## Direction
Repeat, exactly and completely, the entries shown underneath.

## Extracted material
────

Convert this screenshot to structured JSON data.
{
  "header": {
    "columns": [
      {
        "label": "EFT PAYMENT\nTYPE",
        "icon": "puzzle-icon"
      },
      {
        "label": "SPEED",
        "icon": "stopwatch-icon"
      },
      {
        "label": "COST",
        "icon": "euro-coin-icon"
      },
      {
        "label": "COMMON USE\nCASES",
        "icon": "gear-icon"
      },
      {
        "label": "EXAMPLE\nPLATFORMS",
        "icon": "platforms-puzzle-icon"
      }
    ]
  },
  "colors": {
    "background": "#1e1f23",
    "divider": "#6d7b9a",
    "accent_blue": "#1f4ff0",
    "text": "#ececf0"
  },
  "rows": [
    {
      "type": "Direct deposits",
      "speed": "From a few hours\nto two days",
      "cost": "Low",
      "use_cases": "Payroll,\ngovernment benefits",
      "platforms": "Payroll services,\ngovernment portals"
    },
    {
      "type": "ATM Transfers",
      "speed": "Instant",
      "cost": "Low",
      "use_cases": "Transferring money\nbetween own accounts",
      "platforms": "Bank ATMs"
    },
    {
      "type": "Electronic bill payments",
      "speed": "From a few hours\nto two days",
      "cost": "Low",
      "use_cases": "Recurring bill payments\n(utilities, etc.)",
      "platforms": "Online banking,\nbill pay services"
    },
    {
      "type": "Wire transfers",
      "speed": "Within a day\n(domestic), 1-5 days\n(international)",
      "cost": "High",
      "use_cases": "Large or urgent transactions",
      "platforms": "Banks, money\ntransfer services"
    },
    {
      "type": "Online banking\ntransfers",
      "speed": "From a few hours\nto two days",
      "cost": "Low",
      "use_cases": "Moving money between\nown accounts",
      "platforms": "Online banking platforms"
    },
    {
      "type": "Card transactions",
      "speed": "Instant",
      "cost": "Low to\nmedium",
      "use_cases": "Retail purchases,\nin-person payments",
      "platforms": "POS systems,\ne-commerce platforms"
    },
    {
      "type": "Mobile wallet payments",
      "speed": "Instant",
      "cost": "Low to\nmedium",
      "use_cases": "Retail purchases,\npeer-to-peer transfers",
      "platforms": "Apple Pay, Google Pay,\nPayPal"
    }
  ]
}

────

## Answer below
Convert this screenshot to structured JSON data.
{
  "header": {
    "columns": [
      {
        "label": "EFT PAYMENT\nTYPE",
        "icon": "puzzle-icon"
      },
      {
        "label": "SPEED",
        "icon": "stopwatch-icon"
      },
      {
        "label": "COST",
        "icon": "euro-coin-icon"
      },
      {
        "label": "COMMON USE\nCASES",
        "icon": "gear-icon"
      },
      {
        "label": "EXAMPLE\nPLATFORMS",
        "icon": "platforms-puzzle-icon"
      }
    ]
  },
  "colors": {
    "background": "#1e1f23",
    "divider": "#6d7b9a",
    "accent_blue": "#1f4ff0",
    "text": "#ececf0"
  },
  "rows": [
    {
      "type": "Direct deposits",
      "speed": "From a few hours\nto two days",
      "cost": "Low",
      "use_cases": "Payroll,\ngovernment benefits",
      "platforms": "Payroll services,\ngovernment portals"
    },
    {
      "type": "ATM Transfers",
      "speed": "Instant",
      "cost": "Low",
      "use_cases": "Transferring money\nbetween own accounts",
      "platforms": "Bank ATMs"
    },
    {
      "type": "Electronic bill payments",
      "speed": "From a few hours\nto two days",
      "cost": "Low",
      "use_cases": "Recurring bill payments\n(utilities, etc.)",
      "platforms": "Online banking,\nbill pay services"
    },
    {
      "type": "Wire transfers",
      "speed": "Within a day\n(domestic), 1-5 days\n(international)",
      "cost": "High",
      "use_cases": "Large or urgent transactions",
      "platforms": "Banks, money\ntransfer services"
    },
    {
      "type": "Online banking\ntransfers",
      "speed": "From a few hours\nto two days",
      "cost": "Low",
      "use_cases": "Moving money between\nown accounts",
      "platforms": "Online banking platforms"
    },
    {
      "type": "Card transactions",
      "speed": "Instant",
      "cost": "Low to\nmedium",
      "use_cases": "Retail purchases,\nin-person payments",
      "platforms": "POS systems,\ne-commerce platforms"
    },
    {
      "type": "Mobile wallet payments",
      "speed": "Instant",
      "cost": "Low to\nmedium",
      "use_cases": "Retail purchases,\npeer-to-peer transfers",
      "platforms": "Apple Pay, Google Pay,\nPayPal"
    }
  ]
}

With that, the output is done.